Records supplied —

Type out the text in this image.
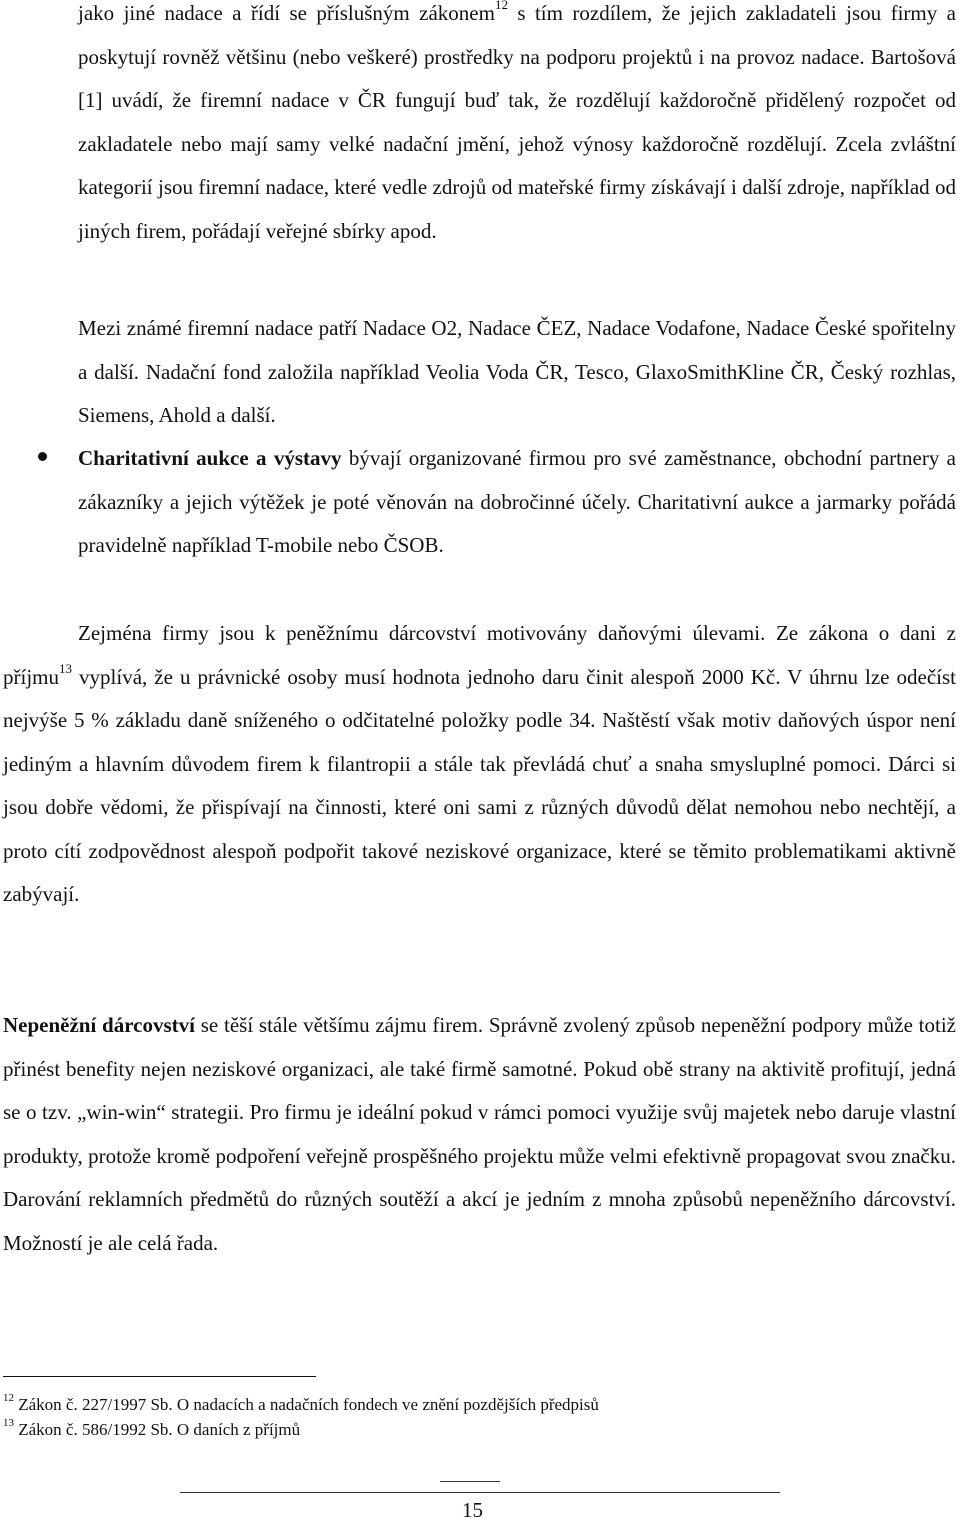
jako jiné nadace a řídí se příslušným zákonem$^{12}$ s tím rozdílem, že jejich zakladateli jsou firmy a poskytují rovněž většinu (nebo veškeré) prostředky na podporu projektů i na provoz nadace. Bartošová [1] uvádí, že firemní nadace v ČR fungují buď tak, že rozdělují každoročně přidělený rozpočet od zakladatele nebo mají samy velké nadační jmění, jehož výnosy každoročně rozdělují. Zcela zvláštní kategorií jsou firemní nadace, které vedle zdrojů od mateřské firmy získávají i další zdroje, například od jiných firem, pořádají veřejné sbírky apod.

Mezi známé firemní nadace patří Nadace O2, Nadace ČEZ, Nadace Vodafone, Nadace České spořitelny a další. Nadační fond založila například Veolia Voda ČR, Tesco, GlaxoSmithKline ČR, Český rozhlas, Siemens, Ahold a další.

Charitativní aukce a výstavy bývají organizované firmou pro své zaměstnance, obchodní partnery a zákazníky a jejich výtěžek je poté věnován na dobročinné účely. Charitativní aukce a jarmarky pořádá pravidelně například T-mobile nebo ČSOB.

Zejména firmy jsou k peněžnímu dárcovství motivovány daňovými úlevami. Ze zákona o dani z příjmu$^{13}$ vyplívá, že u právnické osoby musí hodnota jednoho daru činit alespoň 2000 Kč. V úhrnu lze odečíst nejvýše 5 % základu daně sníženého o odčitatelné položky podle 34. Naštěstí však motiv daňových úspor není jediným a hlavním důvodem firem k filantropii a stále tak převládá chuť a snaha smysluplné pomoci. Dárci si jsou dobře vědomi, že přispívají na činnosti, které oni sami z různých důvodů dělat nemohou nebo nechtějí, a proto cítí zodpovědnost alespoň podpořit takové neziskové organizace, které se těmito problematikami aktivně zabývají.

Nepeněžní dárcovství se těší stále většímu zájmu firem. Správně zvolený způsob nepeněžní podpory může totiž přinést benefity nejen neziskové organizaci, ale také firmě samotné. Pokud obě strany na aktivitě profitují, jedná se o tzv. „win-win“ strategii. Pro firmu je ideální pokud v rámci pomoci využije svůj majetek nebo daruje vlastní produkty, protože kromě podpoření veřejně prospěšného projektu může velmi efektivně propagovat svou značku. Darování reklamních předmětů do různých soutěží a akcí je jedním z mnoha způsobů nepeněžního dárcovství. Možností je ale celá řada.

$^{12}$ Zákon č. 227/1997 Sb. O nadacích a nadačních fondech ve znění pozdějších předpisů
$^{13}$ Zákon č. 586/1992 Sb. O daních z příjmů
15
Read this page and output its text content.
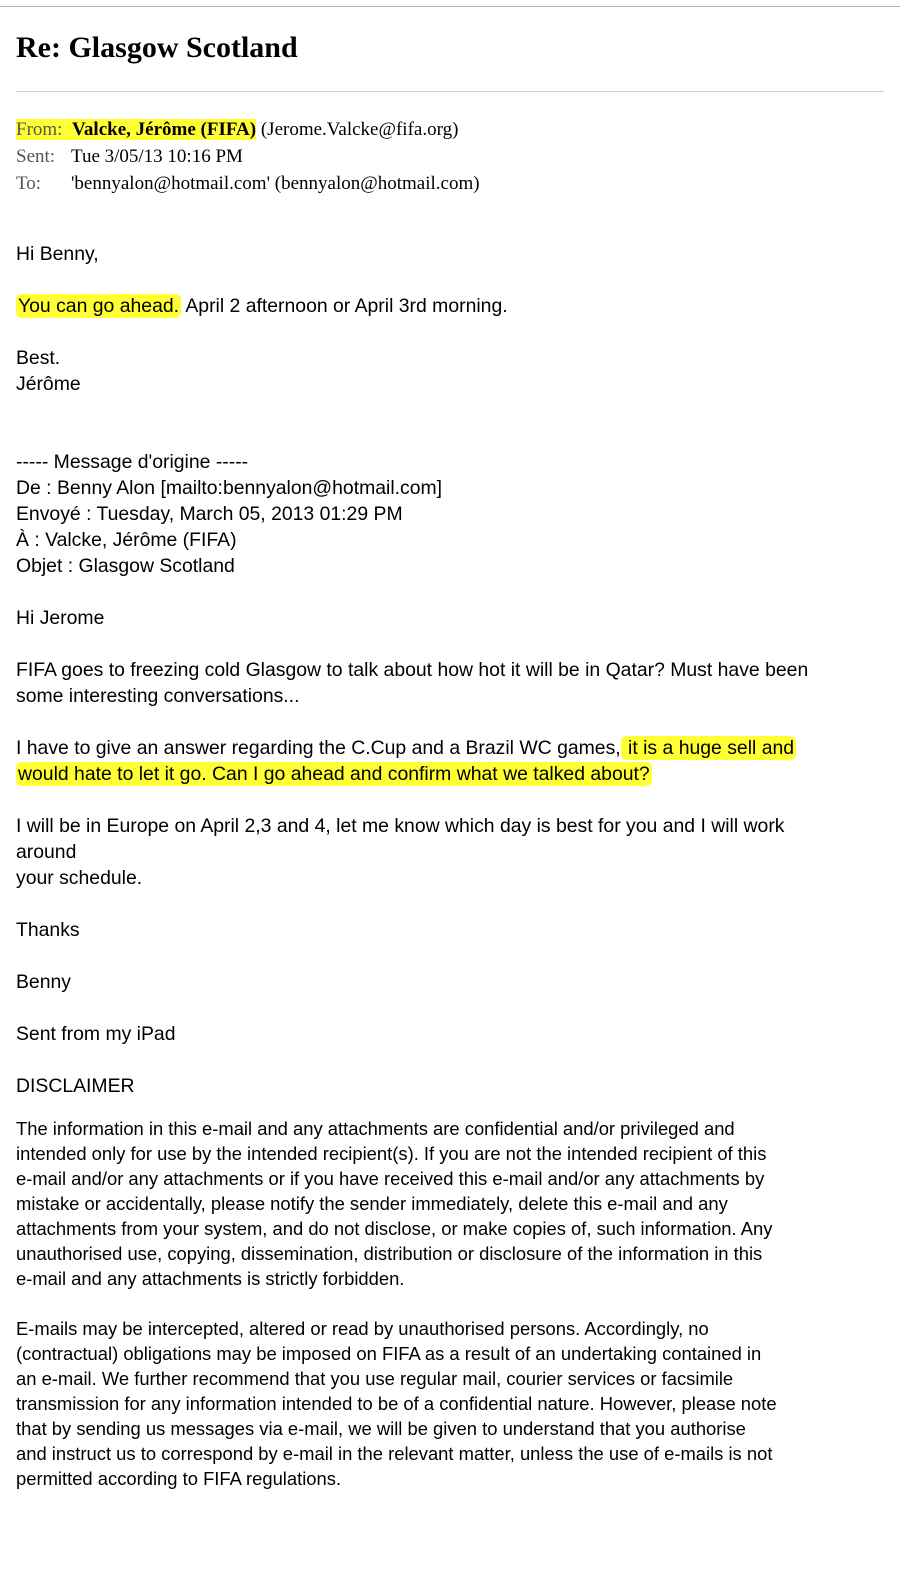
Re: Glasgow Scotland
From: Valcke, Jérôme (FIFA) (Jerome.Valcke@fifa.org)
Sent: Tue 3/05/13 10:16 PM
To: 'bennyalon@hotmail.com' (bennyalon@hotmail.com)
Hi Benny,
You can go ahead. April 2 afternoon or April 3rd morning.
Best.
Jérôme
----- Message d'origine -----
De : Benny Alon [mailto:bennyalon@hotmail.com]
Envoyé : Tuesday, March 05, 2013 01:29 PM
À : Valcke, Jérôme (FIFA)
Objet : Glasgow Scotland
Hi Jerome
FIFA goes to freezing cold Glasgow to talk about how hot it will be in Qatar? Must have been
some interesting conversations...
I have to give an answer regarding the C.Cup and a Brazil WC games, it is a huge sell and
would hate to let it go. Can I go ahead and confirm what we talked about?
I will be in Europe on April 2,3 and 4, let me know which day is best for you and I will work
around
your schedule.
Thanks
Benny
Sent from my iPad
DISCLAIMER
The information in this e-mail and any attachments are confidential and/or privileged and
intended only for use by the intended recipient(s). If you are not the intended recipient of this
e-mail and/or any attachments or if you have received this e-mail and/or any attachments by
mistake or accidentally, please notify the sender immediately, delete this e-mail and any
attachments from your system, and do not disclose, or make copies of, such information. Any
unauthorised use, copying, dissemination, distribution or disclosure of the information in this
e-mail and any attachments is strictly forbidden.
E-mails may be intercepted, altered or read by unauthorised persons. Accordingly, no
(contractual) obligations may be imposed on FIFA as a result of an undertaking contained in
an e-mail. We further recommend that you use regular mail, courier services or facsimile
transmission for any information intended to be of a confidential nature. However, please note
that by sending us messages via e-mail, we will be given to understand that you authorise
and instruct us to correspond by e-mail in the relevant matter, unless the use of e-mails is not
permitted according to FIFA regulations.
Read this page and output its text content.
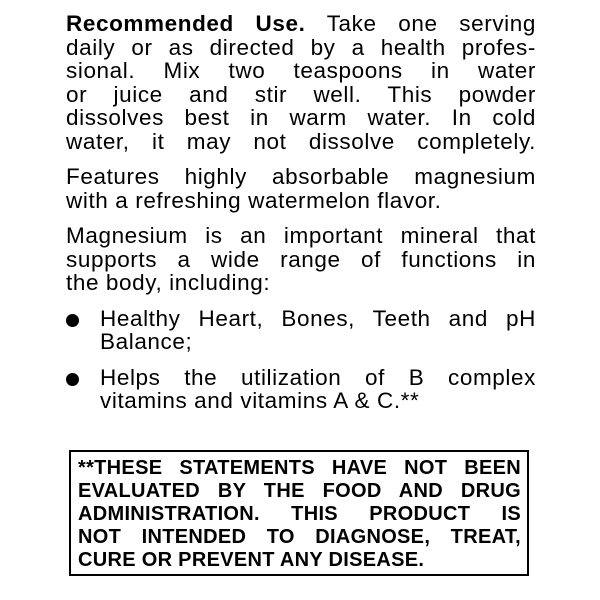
Recommended Use. Take one serving
daily or as directed by a health profes-
sional. Mix two teaspoons in water
or juice and stir well. This powder
dissolves best in warm water. In cold
water, it may not dissolve completely.
Features highly absorbable magnesium
with a refreshing watermelon flavor.
Magnesium is an important mineral that
supports a wide range of functions in
the body, including:
Healthy Heart, Bones, Teeth and pH
Balance;
Helps the utilization of B complex
vitamins and vitamins A & C.**
**THESE STATEMENTS HAVE NOT BEEN
EVALUATED BY THE FOOD AND DRUG
ADMINISTRATION. THIS PRODUCT IS
NOT INTENDED TO DIAGNOSE, TREAT,
CURE OR PREVENT ANY DISEASE.
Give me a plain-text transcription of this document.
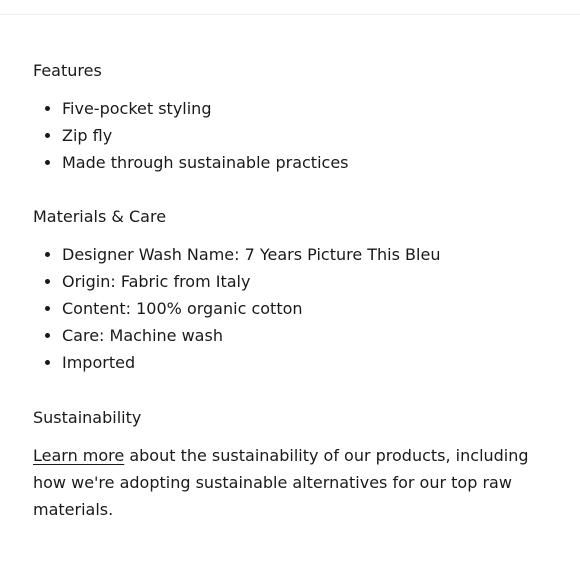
Features
Five-pocket styling
Zip fly
Made through sustainable practices
Materials & Care
Designer Wash Name: 7 Years Picture This Bleu
Origin: Fabric from Italy
Content: 100% organic cotton
Care: Machine wash
Imported
Sustainability

Learn more about the sustainability of our products, including how we're adopting sustainable alternatives for our top raw materials.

What is asked — Quote the entries above word for word. Leave the images out.

Task solution —
Type out the text in this image.
jako jiné nadace a řídí se příslušným zákonem$^{12}$ s tím rozdílem, že jejich zakladateli jsou firmy a poskytují rovněž většinu (nebo veškeré) prostředky na podporu projektů i na provoz nadace. Bartošová [1] uvádí, že firemní nadace v ČR fungují buď tak, že rozdělují každoročně přidělený rozpočet od zakladatele nebo mají samy velké nadační jmění, jehož výnosy každoročně rozdělují. Zcela zvláštní kategorií jsou firemní nadace, které vedle zdrojů od mateřské firmy získávají i další zdroje, například od jiných firem, pořádají veřejné sbírky apod.

Mezi známé firemní nadace patří Nadace O2, Nadace ČEZ, Nadace Vodafone, Nadace České spořitelny a další. Nadační fond založila například Veolia Voda ČR, Tesco, GlaxoSmithKline ČR, Český rozhlas, Siemens, Ahold a další.

Charitativní aukce a výstavy bývají organizované firmou pro své zaměstnance, obchodní partnery a zákazníky a jejich výtěžek je poté věnován na dobročinné účely. Charitativní aukce a jarmarky pořádá pravidelně například T-mobile nebo ČSOB.

Zejména firmy jsou k peněžnímu dárcovství motivovány daňovými úlevami. Ze zákona o dani z příjmu$^{13}$ vyplívá, že u právnické osoby musí hodnota jednoho daru činit alespoň 2000 Kč. V úhrnu lze odečíst nejvýše 5 % základu daně sníženého o odčitatelné položky podle 34. Naštěstí však motiv daňových úspor není jediným a hlavním důvodem firem k filantropii a stále tak převládá chuť a snaha smysluplné pomoci. Dárci si jsou dobře vědomi, že přispívají na činnosti, které oni sami z různých důvodů dělat nemohou nebo nechtějí, a proto cítí zodpovědnost alespoň podpořit takové neziskové organizace, které se těmito problematikami aktivně zabývají.

Nepeněžní dárcovství se těší stále většímu zájmu firem. Správně zvolený způsob nepeněžní podpory může totiž přinést benefity nejen neziskové organizaci, ale také firmě samotné. Pokud obě strany na aktivitě profitují, jedná se o tzv. „win-win“ strategii. Pro firmu je ideální pokud v rámci pomoci využije svůj majetek nebo daruje vlastní produkty, protože kromě podpoření veřejně prospěšného projektu může velmi efektivně propagovat svou značku. Darování reklamních předmětů do různých soutěží a akcí je jedním z mnoha způsobů nepeněžního dárcovství. Možností je ale celá řada.

$^{12}$ Zákon č. 227/1997 Sb. O nadacích a nadačních fondech ve znění pozdějších předpisů
$^{13}$ Zákon č. 586/1992 Sb. O daních z příjmů
15
Read this page and output its text content.
Re: Glasgow Scotland
From: Valcke, Jérôme (FIFA) (Jerome.Valcke@fifa.org)
Sent: Tue 3/05/13 10:16 PM
To: 'bennyalon@hotmail.com' (bennyalon@hotmail.com)
Hi Benny,
You can go ahead. April 2 afternoon or April 3rd morning.
Best.
Jérôme
----- Message d'origine -----
De : Benny Alon [mailto:bennyalon@hotmail.com]
Envoyé : Tuesday, March 05, 2013 01:29 PM
À : Valcke, Jérôme (FIFA)
Objet : Glasgow Scotland
Hi Jerome
FIFA goes to freezing cold Glasgow to talk about how hot it will be in Qatar? Must have been
some interesting conversations...
I have to give an answer regarding the C.Cup and a Brazil WC games, it is a huge sell and
would hate to let it go. Can I go ahead and confirm what we talked about?
I will be in Europe on April 2,3 and 4, let me know which day is best for you and I will work
around
your schedule.
Thanks
Benny
Sent from my iPad
DISCLAIMER
The information in this e-mail and any attachments are confidential and/or privileged and
intended only for use by the intended recipient(s). If you are not the intended recipient of this
e-mail and/or any attachments or if you have received this e-mail and/or any attachments by
mistake or accidentally, please notify the sender immediately, delete this e-mail and any
attachments from your system, and do not disclose, or make copies of, such information. Any
unauthorised use, copying, dissemination, distribution or disclosure of the information in this
e-mail and any attachments is strictly forbidden.
E-mails may be intercepted, altered or read by unauthorised persons. Accordingly, no
(contractual) obligations may be imposed on FIFA as a result of an undertaking contained in
an e-mail. We further recommend that you use regular mail, courier services or facsimile
transmission for any information intended to be of a confidential nature. However, please note
that by sending us messages via e-mail, we will be given to understand that you authorise
and instruct us to correspond by e-mail in the relevant matter, unless the use of e-mails is not
permitted according to FIFA regulations.
Read this page and output its text content.
Recommended Use. Take one serving
daily or as directed by a health profes-
sional. Mix two teaspoons in water
or juice and stir well. This powder
dissolves best in warm water. In cold
water, it may not dissolve completely.
Features highly absorbable magnesium
with a refreshing watermelon flavor.
Magnesium is an important mineral that
supports a wide range of functions in
the body, including:
Healthy Heart, Bones, Teeth and pH
Balance;
Helps the utilization of B complex
vitamins and vitamins A & C.**
**THESE STATEMENTS HAVE NOT BEEN
EVALUATED BY THE FOOD AND DRUG
ADMINISTRATION. THIS PRODUCT IS
NOT INTENDED TO DIAGNOSE, TREAT,
CURE OR PREVENT ANY DISEASE.
Give me a plain-text transcription of this document.
Features
Five-pocket styling
Zip fly
Made through sustainable practices
Materials & Care
Designer Wash Name: 7 Years Picture This Bleu
Origin: Fabric from Italy
Content: 100% organic cotton
Care: Machine wash
Imported
Sustainability

Learn more about the sustainability of our products, including how we're adopting sustainable alternatives for our top raw materials.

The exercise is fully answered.